- [Provided entries]:
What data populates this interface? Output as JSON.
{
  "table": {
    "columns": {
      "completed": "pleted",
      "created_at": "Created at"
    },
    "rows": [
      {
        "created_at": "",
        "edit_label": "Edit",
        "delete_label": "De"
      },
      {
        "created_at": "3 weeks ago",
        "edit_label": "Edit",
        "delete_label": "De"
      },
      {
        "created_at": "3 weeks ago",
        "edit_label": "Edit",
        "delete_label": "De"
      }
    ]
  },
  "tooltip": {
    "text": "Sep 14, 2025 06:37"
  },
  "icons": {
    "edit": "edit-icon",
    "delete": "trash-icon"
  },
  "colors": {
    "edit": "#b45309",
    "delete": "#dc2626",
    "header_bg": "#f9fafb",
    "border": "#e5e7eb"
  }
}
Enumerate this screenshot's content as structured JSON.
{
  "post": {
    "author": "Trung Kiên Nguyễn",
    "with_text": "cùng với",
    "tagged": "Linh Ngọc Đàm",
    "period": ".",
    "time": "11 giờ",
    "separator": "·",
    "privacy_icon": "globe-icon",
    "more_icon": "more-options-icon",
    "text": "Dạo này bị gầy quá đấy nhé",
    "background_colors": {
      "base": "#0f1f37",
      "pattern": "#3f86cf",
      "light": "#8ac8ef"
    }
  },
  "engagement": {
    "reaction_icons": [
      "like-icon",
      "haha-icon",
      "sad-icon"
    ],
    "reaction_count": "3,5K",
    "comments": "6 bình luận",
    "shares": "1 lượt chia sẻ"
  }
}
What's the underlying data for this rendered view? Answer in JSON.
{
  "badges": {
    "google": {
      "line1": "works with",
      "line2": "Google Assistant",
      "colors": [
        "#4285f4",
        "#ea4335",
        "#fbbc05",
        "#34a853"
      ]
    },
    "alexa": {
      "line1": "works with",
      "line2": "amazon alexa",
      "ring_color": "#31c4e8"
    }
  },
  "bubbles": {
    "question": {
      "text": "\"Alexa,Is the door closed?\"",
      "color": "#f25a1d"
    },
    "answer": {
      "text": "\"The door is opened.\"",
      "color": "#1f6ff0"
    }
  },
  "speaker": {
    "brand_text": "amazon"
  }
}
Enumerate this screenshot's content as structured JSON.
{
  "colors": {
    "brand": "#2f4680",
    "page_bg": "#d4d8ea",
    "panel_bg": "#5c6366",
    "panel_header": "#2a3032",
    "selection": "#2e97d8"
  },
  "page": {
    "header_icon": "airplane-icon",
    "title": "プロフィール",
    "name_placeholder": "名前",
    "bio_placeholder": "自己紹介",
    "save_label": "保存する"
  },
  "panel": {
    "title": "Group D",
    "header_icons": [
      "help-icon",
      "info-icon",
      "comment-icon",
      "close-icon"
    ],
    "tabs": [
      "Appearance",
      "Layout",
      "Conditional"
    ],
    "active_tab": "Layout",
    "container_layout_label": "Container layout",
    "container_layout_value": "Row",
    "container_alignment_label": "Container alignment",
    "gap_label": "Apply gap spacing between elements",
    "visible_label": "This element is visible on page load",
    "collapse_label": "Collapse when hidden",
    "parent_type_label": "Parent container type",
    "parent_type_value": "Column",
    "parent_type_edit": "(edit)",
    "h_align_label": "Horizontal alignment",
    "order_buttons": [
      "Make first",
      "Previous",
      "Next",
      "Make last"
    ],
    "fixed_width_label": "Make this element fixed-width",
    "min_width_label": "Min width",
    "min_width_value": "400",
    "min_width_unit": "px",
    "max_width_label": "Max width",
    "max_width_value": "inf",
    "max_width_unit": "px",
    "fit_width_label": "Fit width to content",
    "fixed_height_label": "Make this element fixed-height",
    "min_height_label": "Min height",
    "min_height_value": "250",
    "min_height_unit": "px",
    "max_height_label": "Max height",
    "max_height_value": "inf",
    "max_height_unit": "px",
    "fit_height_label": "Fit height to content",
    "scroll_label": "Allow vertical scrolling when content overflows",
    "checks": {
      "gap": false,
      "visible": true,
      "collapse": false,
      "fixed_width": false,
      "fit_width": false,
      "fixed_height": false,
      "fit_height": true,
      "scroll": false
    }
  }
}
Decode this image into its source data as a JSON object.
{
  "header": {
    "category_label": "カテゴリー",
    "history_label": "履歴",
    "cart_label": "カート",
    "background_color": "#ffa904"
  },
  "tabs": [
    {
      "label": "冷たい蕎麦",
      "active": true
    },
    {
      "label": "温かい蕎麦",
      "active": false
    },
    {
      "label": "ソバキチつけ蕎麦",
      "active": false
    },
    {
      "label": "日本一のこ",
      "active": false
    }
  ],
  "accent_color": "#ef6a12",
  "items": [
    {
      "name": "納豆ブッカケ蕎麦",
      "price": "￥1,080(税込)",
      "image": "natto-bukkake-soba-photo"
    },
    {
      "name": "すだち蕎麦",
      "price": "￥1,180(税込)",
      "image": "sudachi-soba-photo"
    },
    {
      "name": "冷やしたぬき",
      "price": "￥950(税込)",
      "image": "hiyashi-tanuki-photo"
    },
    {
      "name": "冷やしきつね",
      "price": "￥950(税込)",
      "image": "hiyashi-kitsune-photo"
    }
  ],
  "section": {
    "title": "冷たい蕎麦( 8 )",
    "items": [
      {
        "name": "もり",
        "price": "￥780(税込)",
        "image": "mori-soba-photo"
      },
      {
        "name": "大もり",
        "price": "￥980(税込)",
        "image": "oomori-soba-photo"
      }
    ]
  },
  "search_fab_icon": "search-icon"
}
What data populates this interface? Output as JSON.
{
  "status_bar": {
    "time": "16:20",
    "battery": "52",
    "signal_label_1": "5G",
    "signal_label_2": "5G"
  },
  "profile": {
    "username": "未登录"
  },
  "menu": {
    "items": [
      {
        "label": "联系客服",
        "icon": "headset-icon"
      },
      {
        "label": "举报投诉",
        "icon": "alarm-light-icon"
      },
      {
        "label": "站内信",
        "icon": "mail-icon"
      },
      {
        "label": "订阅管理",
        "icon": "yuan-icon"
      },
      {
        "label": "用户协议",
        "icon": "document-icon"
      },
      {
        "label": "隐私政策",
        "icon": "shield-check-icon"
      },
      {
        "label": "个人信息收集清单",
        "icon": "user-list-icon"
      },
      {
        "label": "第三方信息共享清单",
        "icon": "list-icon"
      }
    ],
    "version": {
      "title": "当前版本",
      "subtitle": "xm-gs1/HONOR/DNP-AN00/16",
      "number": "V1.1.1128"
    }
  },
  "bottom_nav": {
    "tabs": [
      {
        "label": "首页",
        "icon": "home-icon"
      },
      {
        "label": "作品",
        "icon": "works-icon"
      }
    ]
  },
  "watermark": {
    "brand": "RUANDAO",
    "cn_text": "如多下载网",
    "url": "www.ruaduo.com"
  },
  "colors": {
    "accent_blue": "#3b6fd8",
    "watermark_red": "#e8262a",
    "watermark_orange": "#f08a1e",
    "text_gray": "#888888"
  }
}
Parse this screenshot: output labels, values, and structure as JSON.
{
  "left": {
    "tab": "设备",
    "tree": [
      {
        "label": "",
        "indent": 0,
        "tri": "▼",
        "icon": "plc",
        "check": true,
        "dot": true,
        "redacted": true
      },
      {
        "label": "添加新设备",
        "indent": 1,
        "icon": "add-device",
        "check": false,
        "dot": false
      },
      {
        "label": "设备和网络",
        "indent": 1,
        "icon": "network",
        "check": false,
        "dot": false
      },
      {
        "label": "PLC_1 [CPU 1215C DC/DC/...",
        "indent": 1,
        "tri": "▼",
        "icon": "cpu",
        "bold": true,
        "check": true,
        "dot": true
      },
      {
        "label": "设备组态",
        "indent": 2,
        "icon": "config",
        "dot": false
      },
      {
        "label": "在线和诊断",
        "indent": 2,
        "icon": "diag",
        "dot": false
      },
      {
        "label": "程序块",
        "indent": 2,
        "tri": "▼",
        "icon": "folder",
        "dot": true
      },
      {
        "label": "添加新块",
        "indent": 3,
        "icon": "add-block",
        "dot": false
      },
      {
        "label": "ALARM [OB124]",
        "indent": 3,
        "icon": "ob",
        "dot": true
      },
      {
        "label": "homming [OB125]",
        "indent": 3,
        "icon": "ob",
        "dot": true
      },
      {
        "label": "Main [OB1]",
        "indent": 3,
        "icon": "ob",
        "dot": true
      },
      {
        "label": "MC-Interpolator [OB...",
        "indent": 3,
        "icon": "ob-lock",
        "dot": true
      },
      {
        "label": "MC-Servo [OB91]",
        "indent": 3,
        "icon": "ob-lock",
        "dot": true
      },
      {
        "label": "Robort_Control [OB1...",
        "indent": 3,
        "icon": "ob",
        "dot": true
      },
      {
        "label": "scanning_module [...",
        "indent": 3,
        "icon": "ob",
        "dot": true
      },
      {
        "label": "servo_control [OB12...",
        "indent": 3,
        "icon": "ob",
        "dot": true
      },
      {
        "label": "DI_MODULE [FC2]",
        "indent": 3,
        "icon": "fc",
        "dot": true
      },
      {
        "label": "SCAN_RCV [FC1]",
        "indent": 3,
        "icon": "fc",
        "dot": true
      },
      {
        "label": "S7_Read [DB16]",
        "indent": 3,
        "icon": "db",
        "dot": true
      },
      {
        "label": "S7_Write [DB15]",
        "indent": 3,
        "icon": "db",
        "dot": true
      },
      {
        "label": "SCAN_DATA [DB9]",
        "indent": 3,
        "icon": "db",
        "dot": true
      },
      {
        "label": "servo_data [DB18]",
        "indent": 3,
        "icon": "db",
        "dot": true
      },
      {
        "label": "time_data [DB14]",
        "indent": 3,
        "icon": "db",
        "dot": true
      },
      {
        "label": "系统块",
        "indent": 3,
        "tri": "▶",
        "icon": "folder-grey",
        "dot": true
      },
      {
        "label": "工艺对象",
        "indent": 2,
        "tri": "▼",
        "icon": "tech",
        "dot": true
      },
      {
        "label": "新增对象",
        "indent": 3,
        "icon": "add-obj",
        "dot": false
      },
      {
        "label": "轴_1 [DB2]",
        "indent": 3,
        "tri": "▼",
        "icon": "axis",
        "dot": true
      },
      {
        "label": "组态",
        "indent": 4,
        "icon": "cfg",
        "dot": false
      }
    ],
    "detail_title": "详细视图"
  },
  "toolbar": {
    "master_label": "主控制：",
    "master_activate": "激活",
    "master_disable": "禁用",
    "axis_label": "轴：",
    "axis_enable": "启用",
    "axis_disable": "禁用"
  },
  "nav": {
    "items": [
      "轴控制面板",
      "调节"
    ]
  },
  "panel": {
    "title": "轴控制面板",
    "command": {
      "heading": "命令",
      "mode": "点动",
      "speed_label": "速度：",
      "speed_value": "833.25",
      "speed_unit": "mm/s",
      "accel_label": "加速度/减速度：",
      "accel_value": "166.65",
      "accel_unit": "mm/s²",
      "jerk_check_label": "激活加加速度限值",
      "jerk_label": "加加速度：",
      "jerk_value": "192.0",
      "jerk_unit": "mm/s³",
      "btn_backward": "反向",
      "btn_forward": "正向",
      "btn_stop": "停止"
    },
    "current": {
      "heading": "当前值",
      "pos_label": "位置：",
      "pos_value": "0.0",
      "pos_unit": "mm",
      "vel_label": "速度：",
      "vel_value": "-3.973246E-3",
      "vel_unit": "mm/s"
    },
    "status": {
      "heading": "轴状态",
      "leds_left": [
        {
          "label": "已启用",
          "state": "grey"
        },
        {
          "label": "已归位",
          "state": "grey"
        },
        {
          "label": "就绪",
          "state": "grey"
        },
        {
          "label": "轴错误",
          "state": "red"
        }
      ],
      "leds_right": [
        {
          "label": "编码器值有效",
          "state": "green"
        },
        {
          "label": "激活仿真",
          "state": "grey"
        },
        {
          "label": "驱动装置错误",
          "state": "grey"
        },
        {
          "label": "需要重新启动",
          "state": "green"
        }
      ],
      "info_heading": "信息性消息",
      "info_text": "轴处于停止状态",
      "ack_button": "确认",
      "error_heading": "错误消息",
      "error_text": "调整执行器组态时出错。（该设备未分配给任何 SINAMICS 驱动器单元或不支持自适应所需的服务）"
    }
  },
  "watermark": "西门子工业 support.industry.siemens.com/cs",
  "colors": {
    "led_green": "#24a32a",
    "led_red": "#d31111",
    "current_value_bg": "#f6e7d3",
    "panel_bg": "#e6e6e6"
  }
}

- [The problem]: Gather every line containing the word "visible" and copy it.

- [Result for this task]:
    "visible_label": "This element is visible on page load",
      "visible": true,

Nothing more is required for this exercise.